RECORDS:
□ □ □ □

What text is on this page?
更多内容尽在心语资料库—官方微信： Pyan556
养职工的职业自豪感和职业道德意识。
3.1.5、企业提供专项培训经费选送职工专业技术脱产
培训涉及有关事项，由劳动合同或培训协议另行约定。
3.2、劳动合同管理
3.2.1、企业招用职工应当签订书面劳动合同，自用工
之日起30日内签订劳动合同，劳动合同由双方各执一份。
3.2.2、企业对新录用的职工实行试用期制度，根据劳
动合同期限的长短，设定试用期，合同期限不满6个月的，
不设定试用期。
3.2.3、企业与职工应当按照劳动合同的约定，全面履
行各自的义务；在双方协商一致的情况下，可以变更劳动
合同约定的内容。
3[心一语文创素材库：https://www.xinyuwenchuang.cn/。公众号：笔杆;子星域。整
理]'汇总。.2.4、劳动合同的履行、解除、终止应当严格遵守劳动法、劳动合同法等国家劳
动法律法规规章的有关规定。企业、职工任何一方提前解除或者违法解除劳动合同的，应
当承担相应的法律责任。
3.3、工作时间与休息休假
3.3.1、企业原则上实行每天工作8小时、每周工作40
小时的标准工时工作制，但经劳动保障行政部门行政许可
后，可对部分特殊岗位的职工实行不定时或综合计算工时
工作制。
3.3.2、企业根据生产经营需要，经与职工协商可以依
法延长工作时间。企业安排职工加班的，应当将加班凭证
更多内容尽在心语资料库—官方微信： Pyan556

□ □ □ □

TASK: Copy out each line above, character for character.

COMPLETED EXERCISE:
What text is on this page?
更多内容尽在心语资料库—官方微信： Pyan556
养职工的职业自豪感和职业道德意识。
3.1.5、企业提供专项培训经费选送职工专业技术脱产
培训涉及有关事项，由劳动合同或培训协议另行约定。
3.2、劳动合同管理
3.2.1、企业招用职工应当签订书面劳动合同，自用工
之日起30日内签订劳动合同，劳动合同由双方各执一份。
3.2.2、企业对新录用的职工实行试用期制度，根据劳
动合同期限的长短，设定试用期，合同期限不满6个月的，
不设定试用期。
3.2.3、企业与职工应当按照劳动合同的约定，全面履
行各自的义务；在双方协商一致的情况下，可以变更劳动
合同约定的内容。
3[心一语文创素材库：https://www.xinyuwenchuang.cn/。公众号：笔杆;子星域。整
理]'汇总。.2.4、劳动合同的履行、解除、终止应当严格遵守劳动法、劳动合同法等国家劳
动法律法规规章的有关规定。企业、职工任何一方提前解除或者违法解除劳动合同的，应
当承担相应的法律责任。
3.3、工作时间与休息休假
3.3.1、企业原则上实行每天工作8小时、每周工作40
小时的标准工时工作制，但经劳动保障行政部门行政许可
后，可对部分特殊岗位的职工实行不定时或综合计算工时
工作制。
3.3.2、企业根据生产经营需要，经与职工协商可以依
法延长工作时间。企业安排职工加班的，应当将加班凭证
更多内容尽在心语资料库—官方微信： Pyan556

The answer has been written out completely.